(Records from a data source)
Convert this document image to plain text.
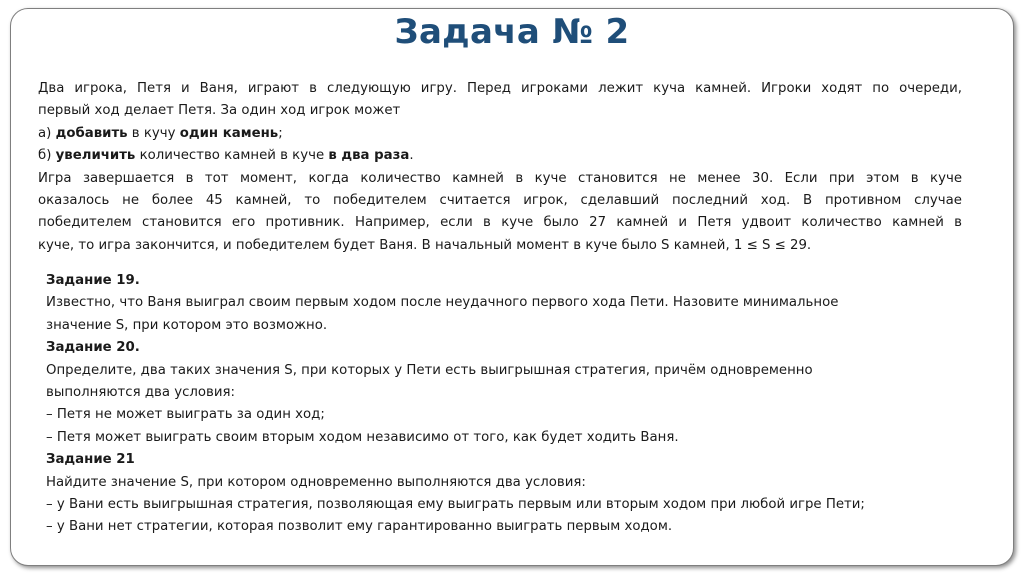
Задача № 2
Два игрока, Петя и Ваня, играют в следующую игру. Перед игроками лежит куча камней. Игроки ходят по очереди,
первый ход делает Петя. За один ход игрок может
а) добавить в кучу один камень;
б) увеличить количество камней в куче в два раза.
Игра завершается в тот момент, когда количество камней в куче становится не менее 30. Если при этом в куче
оказалось не более 45 камней, то победителем считается игрок, сделавший последний ход. В противном случае
победителем становится его противник. Например, если в куче было 27 камней и Петя удвоит количество камней в
куче, то игра закончится, и победителем будет Ваня. В начальный момент в куче было S камней, 1 ≤ S ≤ 29.
Задание 19.
Известно, что Ваня выиграл своим первым ходом после неудачного первого хода Пети. Назовите минимальное
значение S, при котором это возможно.
Задание 20.
Определите, два таких значения S, при которых у Пети есть выигрышная стратегия, причём одновременно
выполняются два условия:
– Петя не может выиграть за один ход;
– Петя может выиграть своим вторым ходом независимо от того, как будет ходить Ваня.
Задание 21
Найдите значение S, при котором одновременно выполняются два условия:
– у Вани есть выигрышная стратегия, позволяющая ему выиграть первым или вторым ходом при любой игре Пети;
– у Вани нет стратегии, которая позволит ему гарантированно выиграть первым ходом.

GOAL: Using the material above, set down every line exactly, but skip the pictures.

CORRECT ANSWER:
Convert this document image to plain text.
Задача № 2
Два игрока, Петя и Ваня, играют в следующую игру. Перед игроками лежит куча камней. Игроки ходят по очереди,
первый ход делает Петя. За один ход игрок может
а) добавить в кучу один камень;
б) увеличить количество камней в куче в два раза.
Игра завершается в тот момент, когда количество камней в куче становится не менее 30. Если при этом в куче
оказалось не более 45 камней, то победителем считается игрок, сделавший последний ход. В противном случае
победителем становится его противник. Например, если в куче было 27 камней и Петя удвоит количество камней в
куче, то игра закончится, и победителем будет Ваня. В начальный момент в куче было S камней, 1 ≤ S ≤ 29.
Задание 19.
Известно, что Ваня выиграл своим первым ходом после неудачного первого хода Пети. Назовите минимальное
значение S, при котором это возможно.
Задание 20.
Определите, два таких значения S, при которых у Пети есть выигрышная стратегия, причём одновременно
выполняются два условия:
– Петя не может выиграть за один ход;
– Петя может выиграть своим вторым ходом независимо от того, как будет ходить Ваня.
Задание 21
Найдите значение S, при котором одновременно выполняются два условия:
– у Вани есть выигрышная стратегия, позволяющая ему выиграть первым или вторым ходом при любой игре Пети;
– у Вани нет стратегии, которая позволит ему гарантированно выиграть первым ходом.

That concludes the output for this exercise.